╭─ Information given

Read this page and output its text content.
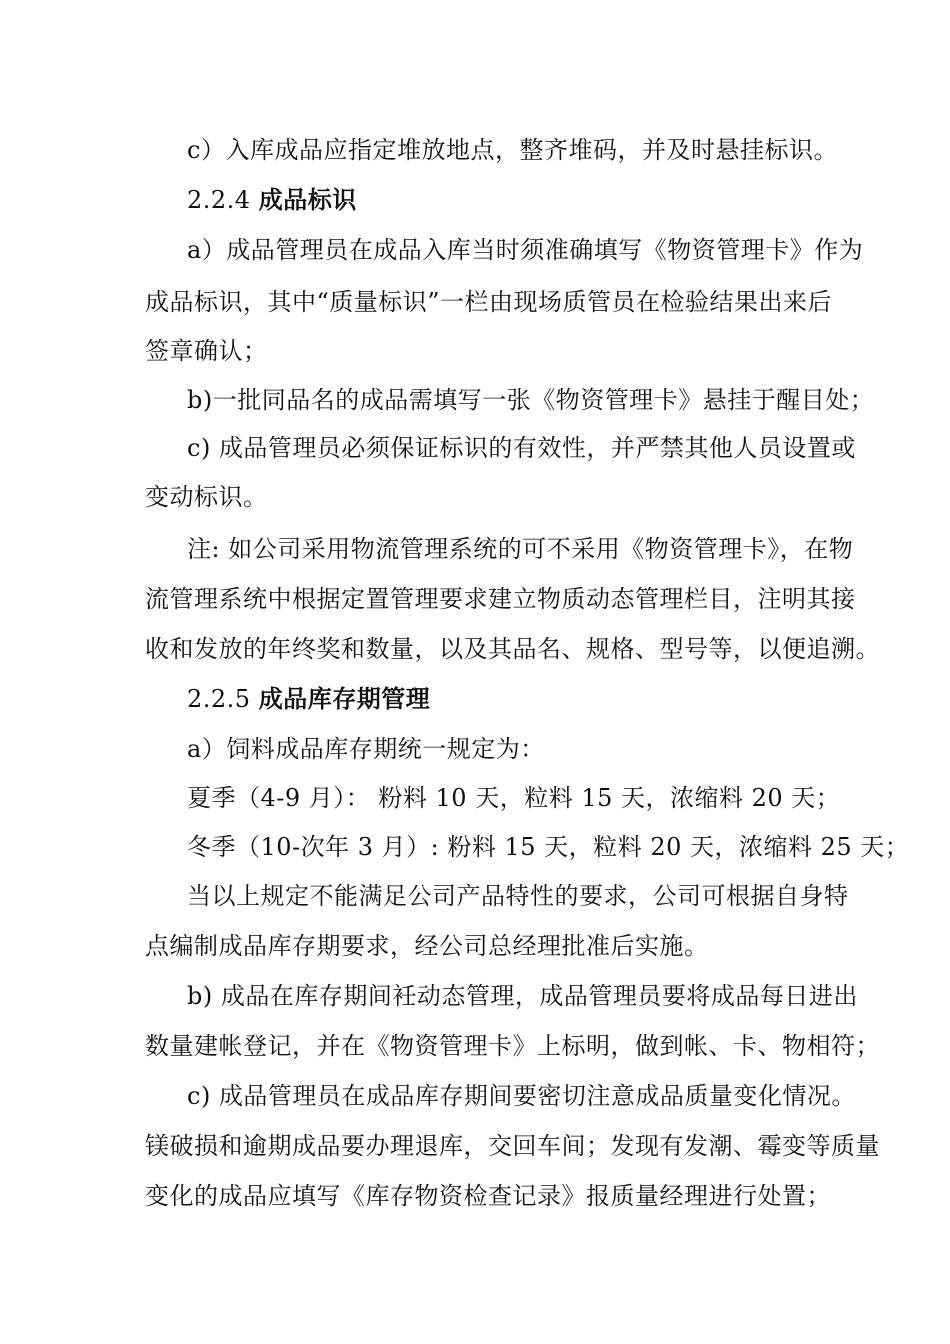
c）入库成品应指定堆放地点，整齐堆码，并及时悬挂标识。
2.2.4 成品标识
a）成品管理员在成品入库当时须准确填写《物资管理卡》作为
成品标识，其中“质量标识”一栏由现场质管员在检验结果出来后
签章确认；
b)一批同品名的成品需填写一张《物资管理卡》悬挂于醒目处；
c) 成品管理员必须保证标识的有效性，并严禁其他人员设置或
变动标识。
注: 如公司采用物流管理系统的可不采用《物资管理卡》，在物
流管理系统中根据定置管理要求建立物质动态管理栏目，注明其接
收和发放的年终奖和数量，以及其品名、规格、型号等，以便追溯。
2.2.5 成品库存期管理
a）饲料成品库存期统一规定为：
夏季（4-9 月）： 粉料 10 天，粒料 15 天，浓缩料 20 天；
冬季（10-次年 3 月）: 粉料 15 天，粒料 20 天，浓缩料 25 天；
当以上规定不能满足公司产品特性的要求，公司可根据自身特
点编制成品库存期要求，经公司总经理批准后实施。
b) 成品在库存期间衽动态管理，成品管理员要将成品每日进出
数量建帐登记，并在《物资管理卡》上标明，做到帐、卡、物相符；
c) 成品管理员在成品库存期间要密切注意成品质量变化情况。
镁破损和逾期成品要办理退库，交回车间；发现有发潮、霉变等质量
变化的成品应填写《库存物资检查记录》报质量经理进行处置；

╰─

* **Work to complete**
Reproduce every entry exactly, but omit each picture.

* **Exercise output**
Read this page and output its text content.
c）入库成品应指定堆放地点，整齐堆码，并及时悬挂标识。
2.2.4 成品标识
a）成品管理员在成品入库当时须准确填写《物资管理卡》作为
成品标识，其中“质量标识”一栏由现场质管员在检验结果出来后
签章确认；
b)一批同品名的成品需填写一张《物资管理卡》悬挂于醒目处；
c) 成品管理员必须保证标识的有效性，并严禁其他人员设置或
变动标识。
注: 如公司采用物流管理系统的可不采用《物资管理卡》，在物
流管理系统中根据定置管理要求建立物质动态管理栏目，注明其接
收和发放的年终奖和数量，以及其品名、规格、型号等，以便追溯。
2.2.5 成品库存期管理
a）饲料成品库存期统一规定为：
夏季（4-9 月）： 粉料 10 天，粒料 15 天，浓缩料 20 天；
冬季（10-次年 3 月）: 粉料 15 天，粒料 20 天，浓缩料 25 天；
当以上规定不能满足公司产品特性的要求，公司可根据自身特
点编制成品库存期要求，经公司总经理批准后实施。
b) 成品在库存期间衽动态管理，成品管理员要将成品每日进出
数量建帐登记，并在《物资管理卡》上标明，做到帐、卡、物相符；
c) 成品管理员在成品库存期间要密切注意成品质量变化情况。
镁破损和逾期成品要办理退库，交回车间；发现有发潮、霉变等质量
变化的成品应填写《库存物资检查记录》报质量经理进行处置；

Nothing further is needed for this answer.